- **Belirtilen amaç**
Nişantaşı ve Beşiktaş çarşıları üzerine olan metne göre şu soruları yanıtlayın:
1. Metinde galeri yerine hangi kavram anılıyor?
2. Beşiktaş perşembe gecesi hangi takımla maç yaptı?
3. Nişantaşı'nın komşu muhitleri olarak hangi semtlerin adı geçiyor?
**** Belge metni
Beşiktaş Çarşı Grubu’yla Vogue Fashion Night Out sebebiyle toplanan Nişantaşı çarşı grubunun perşembe gecesi ortak neler yaşamış olabilir? Üzerinde, barmen değil miksolojist, galeri değil ‘artspace’ kavramlarına dair bir güzelleme...
VOGUE ÇARŞISI MI BEŞiKTAŞ ÇARŞISI MI?
Perşembe gecesi Vogue’un Nişantaşı’ndaki Fashion Night Out kalabalığı birkaç adım ötedeki Beşiktaş-Maccabi Tel Aviv maçı kalabalığıyla karışında Nişantaşı’nın komşu muhitleri Harbiye, Osmanbey ve Maçka’da ortaya çıkan fotoğraf enteresandı: Siyaha, beyaza boyanmış Beşiktaş’ın ‘çarşı’ erkekleriyle, alla fondotenle boyalı Nişantaşı’nın ‘çarşı’ kızları birbirlerine teğet geçip, kendi dünyalarına adım attı. Nabız atışları aynı, sebebi farklı. Her iki grup da geceden galibiyetle ayrılmanın gururuyla döndü evine.
********
**** Sağlanan materyal
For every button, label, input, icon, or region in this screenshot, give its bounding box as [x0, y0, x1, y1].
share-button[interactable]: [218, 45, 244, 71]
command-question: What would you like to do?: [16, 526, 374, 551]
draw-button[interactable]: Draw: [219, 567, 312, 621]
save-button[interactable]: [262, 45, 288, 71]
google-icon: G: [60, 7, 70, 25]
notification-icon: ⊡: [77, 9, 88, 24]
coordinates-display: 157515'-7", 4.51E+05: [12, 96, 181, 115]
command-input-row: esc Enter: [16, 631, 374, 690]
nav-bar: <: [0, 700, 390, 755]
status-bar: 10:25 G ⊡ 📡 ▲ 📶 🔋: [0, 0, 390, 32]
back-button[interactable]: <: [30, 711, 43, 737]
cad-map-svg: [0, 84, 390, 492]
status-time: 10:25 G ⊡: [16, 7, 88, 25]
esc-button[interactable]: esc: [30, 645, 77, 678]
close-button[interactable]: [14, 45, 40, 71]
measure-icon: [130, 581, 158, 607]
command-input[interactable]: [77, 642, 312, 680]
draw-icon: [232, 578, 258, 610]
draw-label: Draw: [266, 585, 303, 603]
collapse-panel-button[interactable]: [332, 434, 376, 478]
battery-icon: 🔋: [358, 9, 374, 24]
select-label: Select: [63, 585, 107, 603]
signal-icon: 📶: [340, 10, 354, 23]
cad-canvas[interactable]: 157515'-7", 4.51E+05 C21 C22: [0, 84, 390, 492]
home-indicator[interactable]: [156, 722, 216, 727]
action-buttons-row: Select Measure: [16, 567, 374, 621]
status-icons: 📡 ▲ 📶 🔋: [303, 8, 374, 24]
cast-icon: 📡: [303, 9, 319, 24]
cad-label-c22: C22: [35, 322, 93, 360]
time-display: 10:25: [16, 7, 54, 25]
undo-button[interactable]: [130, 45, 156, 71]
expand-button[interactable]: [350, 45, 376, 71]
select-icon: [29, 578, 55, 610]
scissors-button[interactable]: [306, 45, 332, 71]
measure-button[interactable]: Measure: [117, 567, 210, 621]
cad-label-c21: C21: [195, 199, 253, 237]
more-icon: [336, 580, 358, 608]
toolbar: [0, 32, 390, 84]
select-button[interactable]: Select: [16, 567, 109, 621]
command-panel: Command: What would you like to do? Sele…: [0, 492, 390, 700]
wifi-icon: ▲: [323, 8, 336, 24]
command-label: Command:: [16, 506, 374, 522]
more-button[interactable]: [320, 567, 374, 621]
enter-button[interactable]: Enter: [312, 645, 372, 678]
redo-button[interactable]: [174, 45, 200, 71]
********
- **Alıştırma yanıtı**
1. 'Artspace'
2. Maccabi Tel Aviv
3. Harbiye, Osmanbey ve Maçka